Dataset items
BEGIN
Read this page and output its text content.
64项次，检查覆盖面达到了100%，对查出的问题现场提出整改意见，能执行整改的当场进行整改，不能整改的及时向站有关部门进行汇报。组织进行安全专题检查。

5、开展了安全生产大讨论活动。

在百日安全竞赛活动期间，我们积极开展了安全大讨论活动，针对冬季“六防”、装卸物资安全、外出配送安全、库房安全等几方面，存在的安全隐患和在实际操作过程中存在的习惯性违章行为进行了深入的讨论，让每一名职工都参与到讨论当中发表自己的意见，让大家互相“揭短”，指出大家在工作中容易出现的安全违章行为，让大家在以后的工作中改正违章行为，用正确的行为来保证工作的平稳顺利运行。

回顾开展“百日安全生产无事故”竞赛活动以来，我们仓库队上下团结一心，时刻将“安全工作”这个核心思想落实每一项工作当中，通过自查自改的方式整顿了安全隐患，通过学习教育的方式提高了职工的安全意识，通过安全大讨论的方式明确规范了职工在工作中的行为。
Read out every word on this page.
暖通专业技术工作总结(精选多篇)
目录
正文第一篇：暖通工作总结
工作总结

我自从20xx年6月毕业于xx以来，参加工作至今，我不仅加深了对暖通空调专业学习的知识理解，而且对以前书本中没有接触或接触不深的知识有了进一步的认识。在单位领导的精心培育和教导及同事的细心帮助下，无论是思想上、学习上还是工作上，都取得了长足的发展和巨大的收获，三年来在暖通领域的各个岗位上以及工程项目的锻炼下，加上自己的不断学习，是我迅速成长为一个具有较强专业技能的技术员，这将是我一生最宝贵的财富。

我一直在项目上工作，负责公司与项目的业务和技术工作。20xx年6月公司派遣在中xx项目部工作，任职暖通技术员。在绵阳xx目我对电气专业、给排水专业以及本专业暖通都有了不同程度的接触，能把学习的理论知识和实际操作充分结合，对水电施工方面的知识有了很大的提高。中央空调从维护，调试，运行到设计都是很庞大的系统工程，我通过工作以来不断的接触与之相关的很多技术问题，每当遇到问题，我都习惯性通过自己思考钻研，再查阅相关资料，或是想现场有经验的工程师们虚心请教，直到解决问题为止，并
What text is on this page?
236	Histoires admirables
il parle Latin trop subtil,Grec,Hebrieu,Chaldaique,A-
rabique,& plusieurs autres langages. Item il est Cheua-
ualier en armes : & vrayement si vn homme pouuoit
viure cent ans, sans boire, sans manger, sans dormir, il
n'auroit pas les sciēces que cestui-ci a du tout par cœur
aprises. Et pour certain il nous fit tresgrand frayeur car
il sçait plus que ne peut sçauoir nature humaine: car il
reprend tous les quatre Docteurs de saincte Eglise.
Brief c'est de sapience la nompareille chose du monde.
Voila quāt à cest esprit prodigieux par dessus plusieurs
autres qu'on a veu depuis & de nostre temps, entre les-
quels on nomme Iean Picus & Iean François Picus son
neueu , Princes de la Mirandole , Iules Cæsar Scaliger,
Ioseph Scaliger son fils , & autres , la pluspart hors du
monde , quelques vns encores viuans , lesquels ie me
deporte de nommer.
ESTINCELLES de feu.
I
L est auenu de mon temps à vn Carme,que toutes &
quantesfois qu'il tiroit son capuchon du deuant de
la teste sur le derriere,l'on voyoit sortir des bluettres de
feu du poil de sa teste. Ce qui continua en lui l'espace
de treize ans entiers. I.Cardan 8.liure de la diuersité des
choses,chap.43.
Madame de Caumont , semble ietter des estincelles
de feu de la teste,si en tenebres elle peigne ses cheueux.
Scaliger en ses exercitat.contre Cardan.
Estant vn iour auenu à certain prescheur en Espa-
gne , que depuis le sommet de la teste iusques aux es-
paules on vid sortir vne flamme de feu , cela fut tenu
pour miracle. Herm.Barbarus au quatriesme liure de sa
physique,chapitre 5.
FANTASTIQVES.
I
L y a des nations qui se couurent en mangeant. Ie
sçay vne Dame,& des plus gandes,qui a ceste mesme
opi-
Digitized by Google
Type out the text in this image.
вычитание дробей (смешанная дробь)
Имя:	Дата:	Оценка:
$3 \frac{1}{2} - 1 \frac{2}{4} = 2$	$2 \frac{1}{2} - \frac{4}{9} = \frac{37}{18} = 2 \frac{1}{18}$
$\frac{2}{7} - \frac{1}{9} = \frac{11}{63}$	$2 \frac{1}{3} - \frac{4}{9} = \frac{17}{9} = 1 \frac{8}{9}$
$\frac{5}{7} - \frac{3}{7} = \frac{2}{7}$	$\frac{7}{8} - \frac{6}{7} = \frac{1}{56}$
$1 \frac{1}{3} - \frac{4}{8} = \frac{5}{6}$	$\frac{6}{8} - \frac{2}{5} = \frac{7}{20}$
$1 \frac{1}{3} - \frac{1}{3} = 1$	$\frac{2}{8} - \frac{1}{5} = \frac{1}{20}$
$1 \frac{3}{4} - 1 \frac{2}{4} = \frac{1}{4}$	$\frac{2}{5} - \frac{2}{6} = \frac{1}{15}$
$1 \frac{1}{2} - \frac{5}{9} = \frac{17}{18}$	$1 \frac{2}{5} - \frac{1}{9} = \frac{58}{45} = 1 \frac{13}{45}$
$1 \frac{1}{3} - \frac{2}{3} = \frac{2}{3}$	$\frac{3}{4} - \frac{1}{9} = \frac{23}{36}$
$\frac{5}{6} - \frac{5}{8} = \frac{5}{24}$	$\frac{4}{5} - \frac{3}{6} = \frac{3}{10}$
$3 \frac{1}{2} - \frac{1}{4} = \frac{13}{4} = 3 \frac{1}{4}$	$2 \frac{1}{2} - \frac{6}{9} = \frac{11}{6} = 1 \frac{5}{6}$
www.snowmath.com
END
__Task requirements__
Set down the listing above in full, please, exactly as it appears.

__Solved exercise__
Read this page and output its text content.
64项次，检查覆盖面达到了100%，对查出的问题现场提出整改意见，能执行整改的当场进行整改，不能整改的及时向站有关部门进行汇报。组织进行安全专题检查。

5、开展了安全生产大讨论活动。

在百日安全竞赛活动期间，我们积极开展了安全大讨论活动，针对冬季“六防”、装卸物资安全、外出配送安全、库房安全等几方面，存在的安全隐患和在实际操作过程中存在的习惯性违章行为进行了深入的讨论，让每一名职工都参与到讨论当中发表自己的意见，让大家互相“揭短”，指出大家在工作中容易出现的安全违章行为，让大家在以后的工作中改正违章行为，用正确的行为来保证工作的平稳顺利运行。

回顾开展“百日安全生产无事故”竞赛活动以来，我们仓库队上下团结一心，时刻将“安全工作”这个核心思想落实每一项工作当中，通过自查自改的方式整顿了安全隐患，通过学习教育的方式提高了职工的安全意识，通过安全大讨论的方式明确规范了职工在工作中的行为。
Read out every word on this page.
暖通专业技术工作总结(精选多篇)
目录
正文第一篇：暖通工作总结
工作总结

我自从20xx年6月毕业于xx以来，参加工作至今，我不仅加深了对暖通空调专业学习的知识理解，而且对以前书本中没有接触或接触不深的知识有了进一步的认识。在单位领导的精心培育和教导及同事的细心帮助下，无论是思想上、学习上还是工作上，都取得了长足的发展和巨大的收获，三年来在暖通领域的各个岗位上以及工程项目的锻炼下，加上自己的不断学习，是我迅速成长为一个具有较强专业技能的技术员，这将是我一生最宝贵的财富。

我一直在项目上工作，负责公司与项目的业务和技术工作。20xx年6月公司派遣在中xx项目部工作，任职暖通技术员。在绵阳xx目我对电气专业、给排水专业以及本专业暖通都有了不同程度的接触，能把学习的理论知识和实际操作充分结合，对水电施工方面的知识有了很大的提高。中央空调从维护，调试，运行到设计都是很庞大的系统工程，我通过工作以来不断的接触与之相关的很多技术问题，每当遇到问题，我都习惯性通过自己思考钻研，再查阅相关资料，或是想现场有经验的工程师们虚心请教，直到解决问题为止，并
What text is on this page?
236	Histoires admirables
il parle Latin trop subtil,Grec,Hebrieu,Chaldaique,A-
rabique,& plusieurs autres langages. Item il est Cheua-
ualier en armes : & vrayement si vn homme pouuoit
viure cent ans, sans boire, sans manger, sans dormir, il
n'auroit pas les sciēces que cestui-ci a du tout par cœur
aprises. Et pour certain il nous fit tresgrand frayeur car
il sçait plus que ne peut sçauoir nature humaine: car il
reprend tous les quatre Docteurs de saincte Eglise.
Brief c'est de sapience la nompareille chose du monde.
Voila quāt à cest esprit prodigieux par dessus plusieurs
autres qu'on a veu depuis & de nostre temps, entre les-
quels on nomme Iean Picus & Iean François Picus son
neueu , Princes de la Mirandole , Iules Cæsar Scaliger,
Ioseph Scaliger son fils , & autres , la pluspart hors du
monde , quelques vns encores viuans , lesquels ie me
deporte de nommer.
ESTINCELLES de feu.
I
L est auenu de mon temps à vn Carme,que toutes &
quantesfois qu'il tiroit son capuchon du deuant de
la teste sur le derriere,l'on voyoit sortir des bluettres de
feu du poil de sa teste. Ce qui continua en lui l'espace
de treize ans entiers. I.Cardan 8.liure de la diuersité des
choses,chap.43.
Madame de Caumont , semble ietter des estincelles
de feu de la teste,si en tenebres elle peigne ses cheueux.
Scaliger en ses exercitat.contre Cardan.
Estant vn iour auenu à certain prescheur en Espa-
gne , que depuis le sommet de la teste iusques aux es-
paules on vid sortir vne flamme de feu , cela fut tenu
pour miracle. Herm.Barbarus au quatriesme liure de sa
physique,chapitre 5.
FANTASTIQVES.
I
L y a des nations qui se couurent en mangeant. Ie
sçay vne Dame,& des plus gandes,qui a ceste mesme
opi-
Digitized by Google
Type out the text in this image.
вычитание дробей (смешанная дробь)
Имя:	Дата:	Оценка:
$3 \frac{1}{2} - 1 \frac{2}{4} = 2$	$2 \frac{1}{2} - \frac{4}{9} = \frac{37}{18} = 2 \frac{1}{18}$
$\frac{2}{7} - \frac{1}{9} = \frac{11}{63}$	$2 \frac{1}{3} - \frac{4}{9} = \frac{17}{9} = 1 \frac{8}{9}$
$\frac{5}{7} - \frac{3}{7} = \frac{2}{7}$	$\frac{7}{8} - \frac{6}{7} = \frac{1}{56}$
$1 \frac{1}{3} - \frac{4}{8} = \frac{5}{6}$	$\frac{6}{8} - \frac{2}{5} = \frac{7}{20}$
$1 \frac{1}{3} - \frac{1}{3} = 1$	$\frac{2}{8} - \frac{1}{5} = \frac{1}{20}$
$1 \frac{3}{4} - 1 \frac{2}{4} = \frac{1}{4}$	$\frac{2}{5} - \frac{2}{6} = \frac{1}{15}$
$1 \frac{1}{2} - \frac{5}{9} = \frac{17}{18}$	$1 \frac{2}{5} - \frac{1}{9} = \frac{58}{45} = 1 \frac{13}{45}$
$1 \frac{1}{3} - \frac{2}{3} = \frac{2}{3}$	$\frac{3}{4} - \frac{1}{9} = \frac{23}{36}$
$\frac{5}{6} - \frac{5}{8} = \frac{5}{24}$	$\frac{4}{5} - \frac{3}{6} = \frac{3}{10}$
$3 \frac{1}{2} - \frac{1}{4} = \frac{13}{4} = 3 \frac{1}{4}$	$2 \frac{1}{2} - \frac{6}{9} = \frac{11}{6} = 1 \frac{5}{6}$
www.snowmath.com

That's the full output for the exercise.